WHAT TO WORK ON>
Copy the data from its opening line through the line containing "title-line-2: 势分析调度会讲话 — [145, 200, 601, 266]", both included, without changing a character.

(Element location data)
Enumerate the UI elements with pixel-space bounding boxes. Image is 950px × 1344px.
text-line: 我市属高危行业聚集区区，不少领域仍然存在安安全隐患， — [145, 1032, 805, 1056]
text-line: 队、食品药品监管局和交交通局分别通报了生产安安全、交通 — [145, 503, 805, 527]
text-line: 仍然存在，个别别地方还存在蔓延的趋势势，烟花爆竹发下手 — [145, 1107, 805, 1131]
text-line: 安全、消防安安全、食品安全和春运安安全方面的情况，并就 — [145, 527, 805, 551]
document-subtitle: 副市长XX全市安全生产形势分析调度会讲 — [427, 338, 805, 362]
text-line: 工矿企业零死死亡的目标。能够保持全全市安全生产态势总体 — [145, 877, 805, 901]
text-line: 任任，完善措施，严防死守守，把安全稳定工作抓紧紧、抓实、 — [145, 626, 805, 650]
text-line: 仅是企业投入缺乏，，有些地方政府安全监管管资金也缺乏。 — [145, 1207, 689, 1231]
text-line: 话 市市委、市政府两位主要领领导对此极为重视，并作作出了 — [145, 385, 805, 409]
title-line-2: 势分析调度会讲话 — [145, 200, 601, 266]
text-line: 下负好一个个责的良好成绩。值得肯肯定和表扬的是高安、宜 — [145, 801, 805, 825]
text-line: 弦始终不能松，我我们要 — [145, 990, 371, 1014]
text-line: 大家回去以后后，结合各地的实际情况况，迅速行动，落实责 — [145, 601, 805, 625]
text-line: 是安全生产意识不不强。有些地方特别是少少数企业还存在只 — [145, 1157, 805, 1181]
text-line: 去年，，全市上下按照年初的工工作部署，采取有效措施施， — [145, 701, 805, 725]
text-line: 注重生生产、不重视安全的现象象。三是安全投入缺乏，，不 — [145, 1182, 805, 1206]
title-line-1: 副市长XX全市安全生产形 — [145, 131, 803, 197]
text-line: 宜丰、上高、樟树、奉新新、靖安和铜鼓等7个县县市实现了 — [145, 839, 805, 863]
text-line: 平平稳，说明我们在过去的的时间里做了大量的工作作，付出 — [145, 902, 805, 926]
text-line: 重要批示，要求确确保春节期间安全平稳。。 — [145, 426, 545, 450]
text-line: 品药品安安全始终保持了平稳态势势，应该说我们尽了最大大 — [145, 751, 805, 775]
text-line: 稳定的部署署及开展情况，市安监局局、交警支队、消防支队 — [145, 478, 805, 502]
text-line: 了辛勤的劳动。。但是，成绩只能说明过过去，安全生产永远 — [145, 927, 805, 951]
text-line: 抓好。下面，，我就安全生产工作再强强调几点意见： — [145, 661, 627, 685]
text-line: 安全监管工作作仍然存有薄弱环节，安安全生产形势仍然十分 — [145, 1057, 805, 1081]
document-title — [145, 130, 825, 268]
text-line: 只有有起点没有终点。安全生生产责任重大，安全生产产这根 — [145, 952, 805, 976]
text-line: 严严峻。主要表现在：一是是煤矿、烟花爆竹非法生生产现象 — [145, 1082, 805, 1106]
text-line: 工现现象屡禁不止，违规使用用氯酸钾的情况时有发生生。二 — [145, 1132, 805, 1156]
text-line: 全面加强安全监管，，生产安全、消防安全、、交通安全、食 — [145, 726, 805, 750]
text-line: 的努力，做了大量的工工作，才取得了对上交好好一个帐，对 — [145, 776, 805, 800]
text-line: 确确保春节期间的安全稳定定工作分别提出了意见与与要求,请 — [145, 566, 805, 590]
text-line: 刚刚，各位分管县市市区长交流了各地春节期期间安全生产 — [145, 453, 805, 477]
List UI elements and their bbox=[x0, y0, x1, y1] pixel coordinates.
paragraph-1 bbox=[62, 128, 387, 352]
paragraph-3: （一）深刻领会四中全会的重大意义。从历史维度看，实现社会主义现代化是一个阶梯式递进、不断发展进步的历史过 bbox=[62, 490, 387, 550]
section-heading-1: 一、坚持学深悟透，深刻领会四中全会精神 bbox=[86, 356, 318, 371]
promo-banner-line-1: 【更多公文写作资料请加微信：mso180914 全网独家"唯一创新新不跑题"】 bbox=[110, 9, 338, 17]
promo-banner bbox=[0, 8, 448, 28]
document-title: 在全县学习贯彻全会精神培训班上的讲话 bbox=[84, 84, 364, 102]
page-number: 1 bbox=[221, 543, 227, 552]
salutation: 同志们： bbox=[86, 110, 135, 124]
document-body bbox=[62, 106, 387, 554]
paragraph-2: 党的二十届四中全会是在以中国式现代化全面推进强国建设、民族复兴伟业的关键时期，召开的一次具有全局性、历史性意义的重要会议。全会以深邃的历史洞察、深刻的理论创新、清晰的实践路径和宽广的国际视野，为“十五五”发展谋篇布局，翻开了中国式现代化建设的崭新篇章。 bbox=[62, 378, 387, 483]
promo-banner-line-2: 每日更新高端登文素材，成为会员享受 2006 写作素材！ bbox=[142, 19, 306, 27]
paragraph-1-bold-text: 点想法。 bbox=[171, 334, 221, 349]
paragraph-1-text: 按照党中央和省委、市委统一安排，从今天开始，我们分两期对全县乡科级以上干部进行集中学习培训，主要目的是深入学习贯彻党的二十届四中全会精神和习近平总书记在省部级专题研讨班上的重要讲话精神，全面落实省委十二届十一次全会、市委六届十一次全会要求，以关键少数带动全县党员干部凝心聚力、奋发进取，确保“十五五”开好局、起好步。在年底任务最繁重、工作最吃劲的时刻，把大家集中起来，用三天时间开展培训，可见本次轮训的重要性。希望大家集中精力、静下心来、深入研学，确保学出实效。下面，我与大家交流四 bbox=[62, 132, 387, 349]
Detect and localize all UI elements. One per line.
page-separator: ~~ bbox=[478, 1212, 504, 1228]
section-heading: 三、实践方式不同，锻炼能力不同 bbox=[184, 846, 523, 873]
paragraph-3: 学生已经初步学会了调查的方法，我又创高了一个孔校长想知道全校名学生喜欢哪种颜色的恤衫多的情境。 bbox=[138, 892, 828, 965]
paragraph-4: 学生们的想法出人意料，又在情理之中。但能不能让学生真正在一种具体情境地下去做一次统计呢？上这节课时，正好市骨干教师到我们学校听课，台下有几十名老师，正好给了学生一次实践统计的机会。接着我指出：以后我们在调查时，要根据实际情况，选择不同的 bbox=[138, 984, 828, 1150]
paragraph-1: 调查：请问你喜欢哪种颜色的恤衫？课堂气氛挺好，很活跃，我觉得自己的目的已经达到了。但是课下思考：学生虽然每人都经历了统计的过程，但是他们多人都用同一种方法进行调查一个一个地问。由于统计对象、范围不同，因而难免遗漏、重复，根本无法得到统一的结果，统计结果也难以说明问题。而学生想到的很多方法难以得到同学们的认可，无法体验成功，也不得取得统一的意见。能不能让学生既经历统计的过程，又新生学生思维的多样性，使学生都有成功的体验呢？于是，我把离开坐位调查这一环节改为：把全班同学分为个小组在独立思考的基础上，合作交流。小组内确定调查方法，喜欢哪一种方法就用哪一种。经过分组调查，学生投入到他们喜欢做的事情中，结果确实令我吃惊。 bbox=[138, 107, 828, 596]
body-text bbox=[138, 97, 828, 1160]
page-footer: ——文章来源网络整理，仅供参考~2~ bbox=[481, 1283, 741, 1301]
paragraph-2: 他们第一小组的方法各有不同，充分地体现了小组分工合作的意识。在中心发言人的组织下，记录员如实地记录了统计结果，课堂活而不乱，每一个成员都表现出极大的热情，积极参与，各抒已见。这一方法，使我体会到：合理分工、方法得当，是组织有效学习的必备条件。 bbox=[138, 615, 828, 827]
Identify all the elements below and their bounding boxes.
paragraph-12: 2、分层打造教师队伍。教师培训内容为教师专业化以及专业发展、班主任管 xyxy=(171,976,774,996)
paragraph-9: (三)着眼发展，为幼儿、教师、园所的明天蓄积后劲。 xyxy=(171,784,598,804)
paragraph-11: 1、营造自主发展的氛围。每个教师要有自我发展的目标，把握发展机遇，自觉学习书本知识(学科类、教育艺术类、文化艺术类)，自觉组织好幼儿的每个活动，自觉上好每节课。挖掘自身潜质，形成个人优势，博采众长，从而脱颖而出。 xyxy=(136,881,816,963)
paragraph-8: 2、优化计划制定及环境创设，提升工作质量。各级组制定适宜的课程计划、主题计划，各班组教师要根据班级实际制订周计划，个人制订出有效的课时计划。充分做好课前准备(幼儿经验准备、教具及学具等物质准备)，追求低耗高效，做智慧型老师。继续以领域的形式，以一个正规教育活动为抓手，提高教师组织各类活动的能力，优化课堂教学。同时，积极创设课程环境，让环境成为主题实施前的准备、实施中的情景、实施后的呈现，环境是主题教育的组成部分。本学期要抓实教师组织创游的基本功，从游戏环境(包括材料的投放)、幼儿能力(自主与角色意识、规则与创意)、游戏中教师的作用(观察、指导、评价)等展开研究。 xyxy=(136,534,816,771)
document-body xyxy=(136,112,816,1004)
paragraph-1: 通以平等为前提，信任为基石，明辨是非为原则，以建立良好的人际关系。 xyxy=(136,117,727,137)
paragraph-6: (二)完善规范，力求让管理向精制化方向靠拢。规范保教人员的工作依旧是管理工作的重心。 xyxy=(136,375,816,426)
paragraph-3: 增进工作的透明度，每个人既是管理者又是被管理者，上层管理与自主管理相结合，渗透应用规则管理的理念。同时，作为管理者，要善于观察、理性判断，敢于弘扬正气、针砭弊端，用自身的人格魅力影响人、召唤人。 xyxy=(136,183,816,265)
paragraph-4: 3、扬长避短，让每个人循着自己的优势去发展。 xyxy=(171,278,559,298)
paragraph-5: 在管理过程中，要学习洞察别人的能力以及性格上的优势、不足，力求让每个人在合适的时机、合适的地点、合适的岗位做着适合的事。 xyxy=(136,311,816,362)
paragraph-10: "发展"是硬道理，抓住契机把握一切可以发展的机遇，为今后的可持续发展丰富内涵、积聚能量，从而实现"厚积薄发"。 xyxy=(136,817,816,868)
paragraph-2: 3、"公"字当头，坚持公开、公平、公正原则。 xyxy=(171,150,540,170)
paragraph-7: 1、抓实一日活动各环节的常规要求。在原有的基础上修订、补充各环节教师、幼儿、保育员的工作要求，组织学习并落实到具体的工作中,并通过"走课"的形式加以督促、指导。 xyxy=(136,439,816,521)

COMPLETE RESPONSE>
Enumerate the UI elements with pixel-space bounding boxes. Image is 950px × 1344px.
text-line: 我市属高危行业聚集区区，不少领域仍然存在安安全隐患， — [145, 1032, 805, 1056]
text-line: 队、食品药品监管局和交交通局分别通报了生产安安全、交通 — [145, 503, 805, 527]
text-line: 仍然存在，个别别地方还存在蔓延的趋势势，烟花爆竹发下手 — [145, 1107, 805, 1131]
text-line: 安全、消防安安全、食品安全和春运安安全方面的情况，并就 — [145, 527, 805, 551]
document-subtitle: 副市长XX全市安全生产形势分析调度会讲 — [427, 338, 805, 362]
text-line: 工矿企业零死死亡的目标。能够保持全全市安全生产态势总体 — [145, 877, 805, 901]
text-line: 任任，完善措施，严防死守守，把安全稳定工作抓紧紧、抓实、 — [145, 626, 805, 650]
text-line: 仅是企业投入缺乏，，有些地方政府安全监管管资金也缺乏。 — [145, 1207, 689, 1231]
text-line: 话 市市委、市政府两位主要领领导对此极为重视，并作作出了 — [145, 385, 805, 409]
title-line-2: 势分析调度会讲话 — [145, 200, 601, 266]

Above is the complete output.